* Exercise details: Write the records out again exactly, leaving no images in.
start Material for the task
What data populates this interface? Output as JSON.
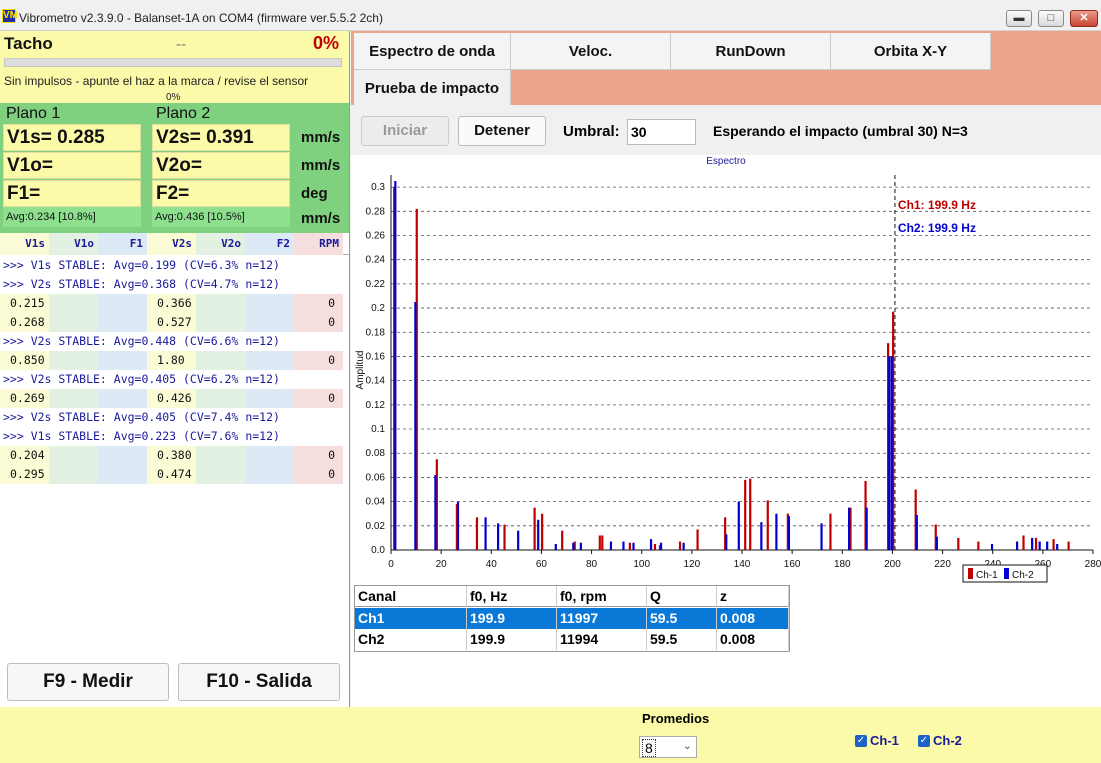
{
  "window": {
    "title": "Vibrometro v2.3.9.0 - Balanset-1A on COM4 (firmware ver.5.5.2 2ch)",
    "app_icon": "VM",
    "minimize": "▬",
    "maximize": "□",
    "close": "✕"
  },
  "tacho": {
    "label": "Tacho",
    "value": "--",
    "percent": "0%",
    "progress": 0,
    "message": "Sin impulsos - apunte el haz a la marca / revise el sensor",
    "progress_text": "0%"
  },
  "planes": [
    {
      "title": "Plano 1",
      "v_s": "V1s= 0.285",
      "v_o": "V1o=",
      "f": "F1=",
      "avg": "Avg:0.234 [10.8%]"
    },
    {
      "title": "Plano 2",
      "v_s": "V2s= 0.391",
      "v_o": "V2o=",
      "f": "F2=",
      "avg": "Avg:0.436 [10.5%]"
    }
  ],
  "units": [
    "mm/s",
    "mm/s",
    "deg",
    "mm/s"
  ],
  "columns": [
    "V1s",
    "V1o",
    "F1",
    "V2s",
    "V2o",
    "F2",
    "RPM"
  ],
  "log": [
    {
      "type": "line",
      "text": ">>> V1s STABLE: Avg=0.199 (CV=6.3% n=12)"
    },
    {
      "type": "line",
      "text": ">>> V2s STABLE: Avg=0.368 (CV=4.7% n=12)"
    },
    {
      "type": "row",
      "v1s": "0.215",
      "v2s": "0.366",
      "rpm": "0"
    },
    {
      "type": "row",
      "v1s": "0.268",
      "v2s": "0.527",
      "rpm": "0"
    },
    {
      "type": "line",
      "text": ">>> V2s STABLE: Avg=0.448 (CV=6.6% n=12)"
    },
    {
      "type": "row",
      "v1s": "0.850",
      "v2s": "1.80",
      "rpm": "0"
    },
    {
      "type": "line",
      "text": ">>> V2s STABLE: Avg=0.405 (CV=6.2% n=12)"
    },
    {
      "type": "row",
      "v1s": "0.269",
      "v2s": "0.426",
      "rpm": "0"
    },
    {
      "type": "line",
      "text": ">>> V2s STABLE: Avg=0.405 (CV=7.4% n=12)"
    },
    {
      "type": "line",
      "text": ">>> V1s STABLE: Avg=0.223 (CV=7.6% n=12)"
    },
    {
      "type": "row",
      "v1s": "0.204",
      "v2s": "0.380",
      "rpm": "0"
    },
    {
      "type": "row",
      "v1s": "0.295",
      "v2s": "0.474",
      "rpm": "0"
    }
  ],
  "buttons": {
    "measure": "F9 - Medir",
    "exit": "F10 - Salida",
    "start": "Iniciar",
    "stop": "Detener"
  },
  "tabs": {
    "wave": "Espectro de onda",
    "veloc": "Veloc.",
    "rundown": "RunDown",
    "orbit": "Orbita X-Y",
    "impact": "Prueba de impacto"
  },
  "toolbar": {
    "threshold_label": "Umbral:",
    "threshold_value": "30",
    "status": "Esperando el impacto (umbral 30)  N=3"
  },
  "chart_data": {
    "type": "bar",
    "title": "Espectro",
    "ylabel": "Amplitud",
    "xlim": [
      0,
      280
    ],
    "ylim": [
      0,
      0.31
    ],
    "yticks": [
      0.0,
      0.02,
      0.04,
      0.06,
      0.08,
      0.1,
      0.12,
      0.14,
      0.16,
      0.18,
      0.2,
      0.22,
      0.24,
      0.26,
      0.28,
      0.3
    ],
    "xticks": [
      0,
      20,
      40,
      60,
      80,
      100,
      120,
      140,
      160,
      180,
      200,
      220,
      240,
      260,
      280
    ],
    "grid": true,
    "legend": "bottom-right",
    "marker_x": 201,
    "annotations": [
      "Ch1: 199.9 Hz",
      "Ch2: 199.9 Hz"
    ],
    "colors": {
      "ch1": "#c00000",
      "ch2": "#0000d0"
    },
    "series": [
      {
        "name": "Ch-1",
        "x": [
          1,
          10,
          18,
          26,
          34,
          45,
          57,
          60,
          68,
          73,
          83,
          84,
          95,
          105,
          107,
          115,
          122,
          133,
          141,
          143,
          150,
          158,
          175,
          183,
          189,
          198,
          200,
          209,
          217,
          226,
          234,
          252,
          257,
          264,
          270
        ],
        "y": [
          0.3,
          0.282,
          0.075,
          0.038,
          0.027,
          0.021,
          0.035,
          0.03,
          0.016,
          0.007,
          0.012,
          0.012,
          0.006,
          0.005,
          0.004,
          0.007,
          0.017,
          0.027,
          0.058,
          0.059,
          0.041,
          0.03,
          0.03,
          0.035,
          0.057,
          0.171,
          0.197,
          0.05,
          0.021,
          0.01,
          0.007,
          0.012,
          0.01,
          0.009,
          0.007
        ]
      },
      {
        "name": "Ch-2",
        "x": [
          2,
          10,
          18,
          27,
          38,
          43,
          51,
          59,
          66,
          73,
          76,
          88,
          93,
          97,
          104,
          108,
          117,
          134,
          139,
          148,
          154,
          159,
          172,
          183,
          190,
          199,
          200,
          210,
          218,
          240,
          250,
          256,
          259,
          262,
          266
        ],
        "y": [
          0.305,
          0.205,
          0.062,
          0.04,
          0.027,
          0.022,
          0.016,
          0.025,
          0.005,
          0.006,
          0.006,
          0.007,
          0.007,
          0.006,
          0.009,
          0.006,
          0.006,
          0.013,
          0.04,
          0.023,
          0.03,
          0.028,
          0.022,
          0.035,
          0.035,
          0.16,
          0.16,
          0.029,
          0.011,
          0.005,
          0.007,
          0.01,
          0.007,
          0.007,
          0.005
        ]
      }
    ]
  },
  "result_table": {
    "headers": [
      "Canal",
      "f0, Hz",
      "f0, rpm",
      "Q",
      "z"
    ],
    "rows": [
      [
        "Ch1",
        "199.9",
        "11997",
        "59.5",
        "0.008"
      ],
      [
        "Ch2",
        "199.9",
        "11994",
        "59.5",
        "0.008"
      ]
    ]
  },
  "bottom": {
    "averages_label": "Promedios",
    "averages_value": "8",
    "ch1_label": "Ch-1",
    "ch2_label": "Ch-2"
  }
}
end Material for the task
* Output of the exercise:
What data populates this interface? Output as JSON.
{
  "window": {
    "title": "Vibrometro v2.3.9.0 - Balanset-1A on COM4 (firmware ver.5.5.2 2ch)",
    "app_icon": "VM",
    "minimize": "▬",
    "maximize": "□",
    "close": "✕"
  },
  "tacho": {
    "label": "Tacho",
    "value": "--",
    "percent": "0%",
    "progress": 0,
    "message": "Sin impulsos - apunte el haz a la marca / revise el sensor",
    "progress_text": "0%"
  },
  "planes": [
    {
      "title": "Plano 1",
      "v_s": "V1s= 0.285",
      "v_o": "V1o=",
      "f": "F1=",
      "avg": "Avg:0.234 [10.8%]"
    },
    {
      "title": "Plano 2",
      "v_s": "V2s= 0.391",
      "v_o": "V2o=",
      "f": "F2=",
      "avg": "Avg:0.436 [10.5%]"
    }
  ],
  "units": [
    "mm/s",
    "mm/s",
    "deg",
    "mm/s"
  ],
  "columns": [
    "V1s",
    "V1o",
    "F1",
    "V2s",
    "V2o",
    "F2",
    "RPM"
  ],
  "log": [
    {
      "type": "line",
      "text": ">>> V1s STABLE: Avg=0.199 (CV=6.3% n=12)"
    },
    {
      "type": "line",
      "text": ">>> V2s STABLE: Avg=0.368 (CV=4.7% n=12)"
    },
    {
      "type": "row",
      "v1s": "0.215",
      "v2s": "0.366",
      "rpm": "0"
    },
    {
      "type": "row",
      "v1s": "0.268",
      "v2s": "0.527",
      "rpm": "0"
    },
    {
      "type": "line",
      "text": ">>> V2s STABLE: Avg=0.448 (CV=6.6% n=12)"
    },
    {
      "type": "row",
      "v1s": "0.850",
      "v2s": "1.80",
      "rpm": "0"
    },
    {
      "type": "line",
      "text": ">>> V2s STABLE: Avg=0.405 (CV=6.2% n=12)"
    },
    {
      "type": "row",
      "v1s": "0.269",
      "v2s": "0.426",
      "rpm": "0"
    },
    {
      "type": "line",
      "text": ">>> V2s STABLE: Avg=0.405 (CV=7.4% n=12)"
    },
    {
      "type": "line",
      "text": ">>> V1s STABLE: Avg=0.223 (CV=7.6% n=12)"
    },
    {
      "type": "row",
      "v1s": "0.204",
      "v2s": "0.380",
      "rpm": "0"
    },
    {
      "type": "row",
      "v1s": "0.295",
      "v2s": "0.474",
      "rpm": "0"
    }
  ],
  "buttons": {
    "measure": "F9 - Medir",
    "exit": "F10 - Salida",
    "start": "Iniciar",
    "stop": "Detener"
  },
  "tabs": {
    "wave": "Espectro de onda",
    "veloc": "Veloc.",
    "rundown": "RunDown",
    "orbit": "Orbita X-Y",
    "impact": "Prueba de impacto"
  },
  "toolbar": {
    "threshold_label": "Umbral:",
    "threshold_value": "30",
    "status": "Esperando el impacto (umbral 30)  N=3"
  },
  "chart_data": {
    "type": "bar",
    "title": "Espectro",
    "ylabel": "Amplitud",
    "xlim": [
      0,
      280
    ],
    "ylim": [
      0,
      0.31
    ],
    "yticks": [
      0.0,
      0.02,
      0.04,
      0.06,
      0.08,
      0.1,
      0.12,
      0.14,
      0.16,
      0.18,
      0.2,
      0.22,
      0.24,
      0.26,
      0.28,
      0.3
    ],
    "xticks": [
      0,
      20,
      40,
      60,
      80,
      100,
      120,
      140,
      160,
      180,
      200,
      220,
      240,
      260,
      280
    ],
    "grid": true,
    "legend": "bottom-right",
    "marker_x": 201,
    "annotations": [
      "Ch1: 199.9 Hz",
      "Ch2: 199.9 Hz"
    ],
    "colors": {
      "ch1": "#c00000",
      "ch2": "#0000d0"
    },
    "series": [
      {
        "name": "Ch-1",
        "x": [
          1,
          10,
          18,
          26,
          34,
          45,
          57,
          60,
          68,
          73,
          83,
          84,
          95,
          105,
          107,
          115,
          122,
          133,
          141,
          143,
          150,
          158,
          175,
          183,
          189,
          198,
          200,
          209,
          217,
          226,
          234,
          252,
          257,
          264,
          270
        ],
        "y": [
          0.3,
          0.282,
          0.075,
          0.038,
          0.027,
          0.021,
          0.035,
          0.03,
          0.016,
          0.007,
          0.012,
          0.012,
          0.006,
          0.005,
          0.004,
          0.007,
          0.017,
          0.027,
          0.058,
          0.059,
          0.041,
          0.03,
          0.03,
          0.035,
          0.057,
          0.171,
          0.197,
          0.05,
          0.021,
          0.01,
          0.007,
          0.012,
          0.01,
          0.009,
          0.007
        ]
      },
      {
        "name": "Ch-2",
        "x": [
          2,
          10,
          18,
          27,
          38,
          43,
          51,
          59,
          66,
          73,
          76,
          88,
          93,
          97,
          104,
          108,
          117,
          134,
          139,
          148,
          154,
          159,
          172,
          183,
          190,
          199,
          200,
          210,
          218,
          240,
          250,
          256,
          259,
          262,
          266
        ],
        "y": [
          0.305,
          0.205,
          0.062,
          0.04,
          0.027,
          0.022,
          0.016,
          0.025,
          0.005,
          0.006,
          0.006,
          0.007,
          0.007,
          0.006,
          0.009,
          0.006,
          0.006,
          0.013,
          0.04,
          0.023,
          0.03,
          0.028,
          0.022,
          0.035,
          0.035,
          0.16,
          0.16,
          0.029,
          0.011,
          0.005,
          0.007,
          0.01,
          0.007,
          0.007,
          0.005
        ]
      }
    ]
  },
  "result_table": {
    "headers": [
      "Canal",
      "f0, Hz",
      "f0, rpm",
      "Q",
      "z"
    ],
    "rows": [
      [
        "Ch1",
        "199.9",
        "11997",
        "59.5",
        "0.008"
      ],
      [
        "Ch2",
        "199.9",
        "11994",
        "59.5",
        "0.008"
      ]
    ]
  },
  "bottom": {
    "averages_label": "Promedios",
    "averages_value": "8",
    "ch1_label": "Ch-1",
    "ch2_label": "Ch-2"
  }
}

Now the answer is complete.